What the exercise asks |
Identify each line holding the string "Visitas" and copy it.

Extracted data |
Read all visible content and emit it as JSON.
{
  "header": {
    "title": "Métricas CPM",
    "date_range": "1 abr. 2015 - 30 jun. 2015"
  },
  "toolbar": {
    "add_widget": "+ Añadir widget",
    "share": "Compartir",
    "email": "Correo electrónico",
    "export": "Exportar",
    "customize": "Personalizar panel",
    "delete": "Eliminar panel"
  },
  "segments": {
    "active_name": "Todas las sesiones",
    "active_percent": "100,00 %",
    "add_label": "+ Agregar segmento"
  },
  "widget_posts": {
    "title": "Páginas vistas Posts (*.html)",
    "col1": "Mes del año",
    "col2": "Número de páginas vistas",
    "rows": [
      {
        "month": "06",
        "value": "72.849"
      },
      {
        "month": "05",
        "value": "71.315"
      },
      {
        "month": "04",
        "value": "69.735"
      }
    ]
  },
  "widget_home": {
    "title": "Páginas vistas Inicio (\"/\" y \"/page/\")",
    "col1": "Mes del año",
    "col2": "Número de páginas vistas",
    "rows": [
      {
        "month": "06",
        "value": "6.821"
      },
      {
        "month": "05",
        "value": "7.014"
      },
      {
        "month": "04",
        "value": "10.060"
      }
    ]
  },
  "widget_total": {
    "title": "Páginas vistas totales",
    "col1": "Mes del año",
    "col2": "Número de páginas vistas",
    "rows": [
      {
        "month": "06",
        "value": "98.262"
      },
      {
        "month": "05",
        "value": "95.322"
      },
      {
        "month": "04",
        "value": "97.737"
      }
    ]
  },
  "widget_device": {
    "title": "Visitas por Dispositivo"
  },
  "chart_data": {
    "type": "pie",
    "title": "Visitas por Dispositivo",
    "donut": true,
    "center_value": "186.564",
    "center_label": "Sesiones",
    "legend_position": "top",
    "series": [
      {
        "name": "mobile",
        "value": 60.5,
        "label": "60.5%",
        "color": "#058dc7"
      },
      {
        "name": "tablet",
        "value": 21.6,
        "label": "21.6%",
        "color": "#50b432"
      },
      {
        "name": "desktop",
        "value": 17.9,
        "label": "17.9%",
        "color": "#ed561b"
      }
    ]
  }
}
--
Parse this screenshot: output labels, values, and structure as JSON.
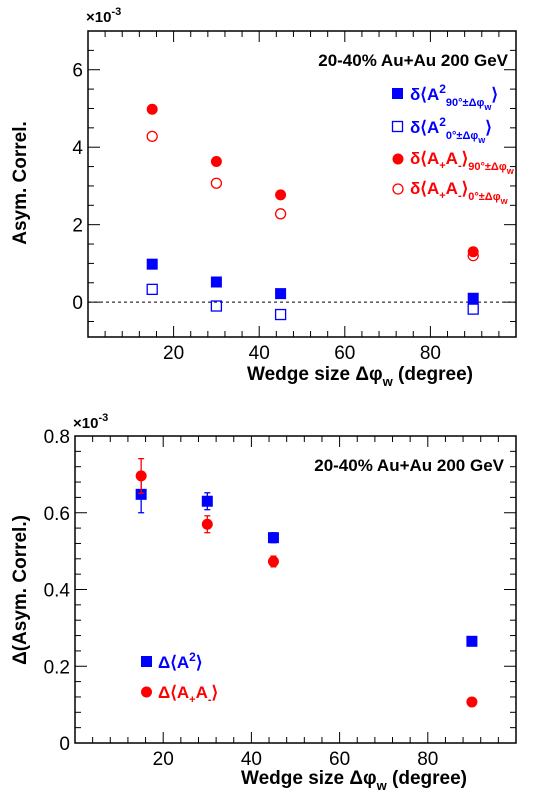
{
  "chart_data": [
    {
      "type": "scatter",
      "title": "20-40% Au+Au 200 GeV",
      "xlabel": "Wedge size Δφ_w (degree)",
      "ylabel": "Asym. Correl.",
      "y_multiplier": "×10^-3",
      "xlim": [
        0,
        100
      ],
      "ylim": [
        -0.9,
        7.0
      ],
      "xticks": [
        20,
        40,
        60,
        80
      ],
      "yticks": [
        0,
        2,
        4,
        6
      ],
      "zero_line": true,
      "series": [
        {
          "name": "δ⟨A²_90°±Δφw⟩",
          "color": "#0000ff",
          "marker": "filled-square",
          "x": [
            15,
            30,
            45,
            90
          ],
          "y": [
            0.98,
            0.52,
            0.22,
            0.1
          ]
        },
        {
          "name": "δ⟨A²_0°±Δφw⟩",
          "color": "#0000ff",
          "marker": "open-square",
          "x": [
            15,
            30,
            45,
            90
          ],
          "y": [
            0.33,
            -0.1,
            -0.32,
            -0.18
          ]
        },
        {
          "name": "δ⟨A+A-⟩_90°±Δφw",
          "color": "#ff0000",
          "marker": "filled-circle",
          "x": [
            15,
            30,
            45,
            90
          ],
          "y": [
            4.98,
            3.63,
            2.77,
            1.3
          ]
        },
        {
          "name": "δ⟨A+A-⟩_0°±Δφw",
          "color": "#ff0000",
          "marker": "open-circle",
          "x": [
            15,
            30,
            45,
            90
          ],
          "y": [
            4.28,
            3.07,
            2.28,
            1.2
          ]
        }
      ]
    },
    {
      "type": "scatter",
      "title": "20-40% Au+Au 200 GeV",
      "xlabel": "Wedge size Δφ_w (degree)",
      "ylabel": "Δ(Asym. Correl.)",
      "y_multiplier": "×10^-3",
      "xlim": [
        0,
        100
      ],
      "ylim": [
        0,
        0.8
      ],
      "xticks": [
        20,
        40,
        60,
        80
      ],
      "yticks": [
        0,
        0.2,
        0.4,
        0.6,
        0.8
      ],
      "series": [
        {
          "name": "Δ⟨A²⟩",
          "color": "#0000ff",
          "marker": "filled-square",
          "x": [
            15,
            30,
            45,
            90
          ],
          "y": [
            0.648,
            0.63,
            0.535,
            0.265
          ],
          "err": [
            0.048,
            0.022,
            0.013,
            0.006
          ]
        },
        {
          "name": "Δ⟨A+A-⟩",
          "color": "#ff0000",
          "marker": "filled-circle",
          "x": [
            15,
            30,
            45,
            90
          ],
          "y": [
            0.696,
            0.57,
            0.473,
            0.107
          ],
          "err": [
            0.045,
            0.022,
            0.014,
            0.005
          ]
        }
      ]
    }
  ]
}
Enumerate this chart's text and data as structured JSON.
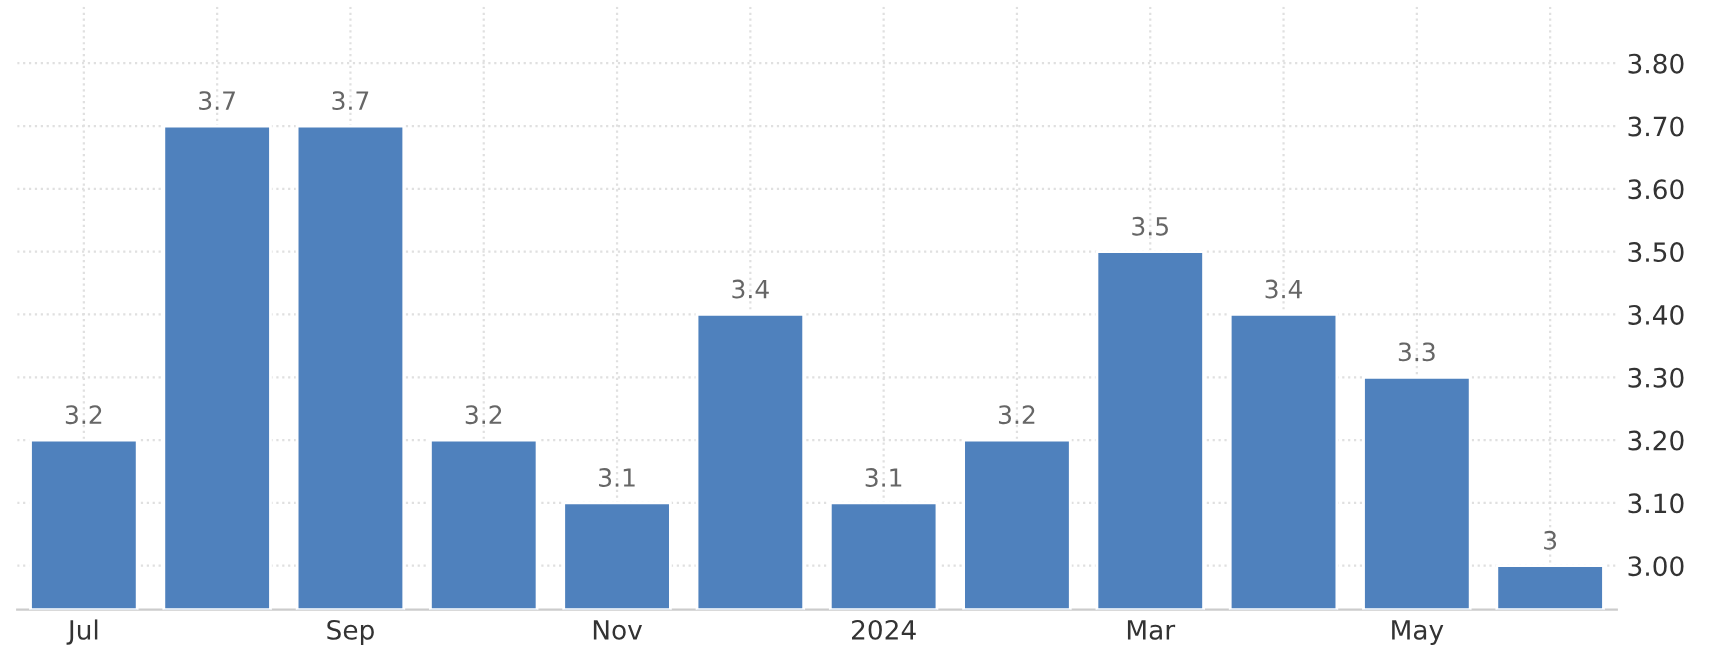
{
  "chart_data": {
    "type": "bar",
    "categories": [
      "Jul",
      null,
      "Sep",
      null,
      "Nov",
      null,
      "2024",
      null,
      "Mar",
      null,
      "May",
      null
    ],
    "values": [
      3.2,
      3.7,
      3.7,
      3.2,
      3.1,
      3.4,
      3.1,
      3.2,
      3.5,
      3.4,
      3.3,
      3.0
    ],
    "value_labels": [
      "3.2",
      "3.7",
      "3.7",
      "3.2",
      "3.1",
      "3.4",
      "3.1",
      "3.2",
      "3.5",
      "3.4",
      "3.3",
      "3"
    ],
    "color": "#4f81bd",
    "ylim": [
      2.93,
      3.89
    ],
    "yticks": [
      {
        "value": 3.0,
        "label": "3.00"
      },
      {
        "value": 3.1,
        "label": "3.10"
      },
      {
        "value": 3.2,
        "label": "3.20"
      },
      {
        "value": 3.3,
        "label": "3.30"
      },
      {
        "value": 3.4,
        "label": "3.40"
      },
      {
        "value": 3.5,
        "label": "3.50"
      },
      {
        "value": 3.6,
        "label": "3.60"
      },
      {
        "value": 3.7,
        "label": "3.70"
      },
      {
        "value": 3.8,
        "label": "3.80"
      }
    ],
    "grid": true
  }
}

Output for this task |
    "title": "Visitas por Dispositivo"
    "title": "Visitas por Dispositivo",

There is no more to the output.